**Written problem**: Copy each line of the records that holds the string "text".

— START OF Task data —

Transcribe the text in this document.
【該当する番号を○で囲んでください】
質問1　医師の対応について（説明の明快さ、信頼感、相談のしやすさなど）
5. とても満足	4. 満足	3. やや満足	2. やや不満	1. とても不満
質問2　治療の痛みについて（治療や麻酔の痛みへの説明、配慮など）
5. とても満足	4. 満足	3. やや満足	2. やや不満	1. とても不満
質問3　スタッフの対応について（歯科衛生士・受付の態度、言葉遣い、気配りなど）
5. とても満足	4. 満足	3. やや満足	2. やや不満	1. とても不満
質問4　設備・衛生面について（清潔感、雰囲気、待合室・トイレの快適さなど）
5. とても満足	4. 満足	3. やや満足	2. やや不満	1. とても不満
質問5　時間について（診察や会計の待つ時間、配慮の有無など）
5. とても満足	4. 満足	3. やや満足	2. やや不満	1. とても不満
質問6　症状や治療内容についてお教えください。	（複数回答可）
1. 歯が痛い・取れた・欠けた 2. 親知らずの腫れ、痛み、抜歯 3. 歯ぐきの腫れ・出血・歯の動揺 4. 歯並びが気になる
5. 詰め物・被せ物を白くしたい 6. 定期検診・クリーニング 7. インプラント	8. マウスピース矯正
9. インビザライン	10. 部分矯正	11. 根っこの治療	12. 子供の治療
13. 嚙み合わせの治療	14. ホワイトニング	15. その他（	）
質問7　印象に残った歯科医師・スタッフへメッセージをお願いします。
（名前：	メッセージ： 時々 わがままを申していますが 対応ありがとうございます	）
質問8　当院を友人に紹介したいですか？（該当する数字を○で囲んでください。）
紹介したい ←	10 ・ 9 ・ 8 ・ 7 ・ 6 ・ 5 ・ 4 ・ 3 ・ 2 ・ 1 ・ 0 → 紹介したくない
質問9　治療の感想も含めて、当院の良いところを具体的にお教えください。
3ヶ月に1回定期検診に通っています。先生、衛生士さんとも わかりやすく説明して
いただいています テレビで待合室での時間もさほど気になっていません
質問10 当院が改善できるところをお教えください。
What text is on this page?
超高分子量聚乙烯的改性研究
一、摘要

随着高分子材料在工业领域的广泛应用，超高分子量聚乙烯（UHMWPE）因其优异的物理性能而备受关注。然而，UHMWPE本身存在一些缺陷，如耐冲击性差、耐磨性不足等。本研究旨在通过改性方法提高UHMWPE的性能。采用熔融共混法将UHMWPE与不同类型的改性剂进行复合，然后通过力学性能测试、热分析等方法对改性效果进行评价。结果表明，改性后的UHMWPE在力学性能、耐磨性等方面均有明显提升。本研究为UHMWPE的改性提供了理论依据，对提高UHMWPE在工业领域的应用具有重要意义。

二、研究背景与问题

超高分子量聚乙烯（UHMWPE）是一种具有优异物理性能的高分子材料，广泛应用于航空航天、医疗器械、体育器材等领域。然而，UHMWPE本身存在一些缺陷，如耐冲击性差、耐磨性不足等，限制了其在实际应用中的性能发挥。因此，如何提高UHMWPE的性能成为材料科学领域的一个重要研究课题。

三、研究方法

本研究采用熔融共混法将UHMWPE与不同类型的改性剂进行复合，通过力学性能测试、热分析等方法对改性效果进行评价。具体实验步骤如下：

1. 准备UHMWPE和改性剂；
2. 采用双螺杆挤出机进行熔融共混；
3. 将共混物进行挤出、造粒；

— END OF Task data —

**Full answer**:
Transcribe the text in this document.
What text is on this page?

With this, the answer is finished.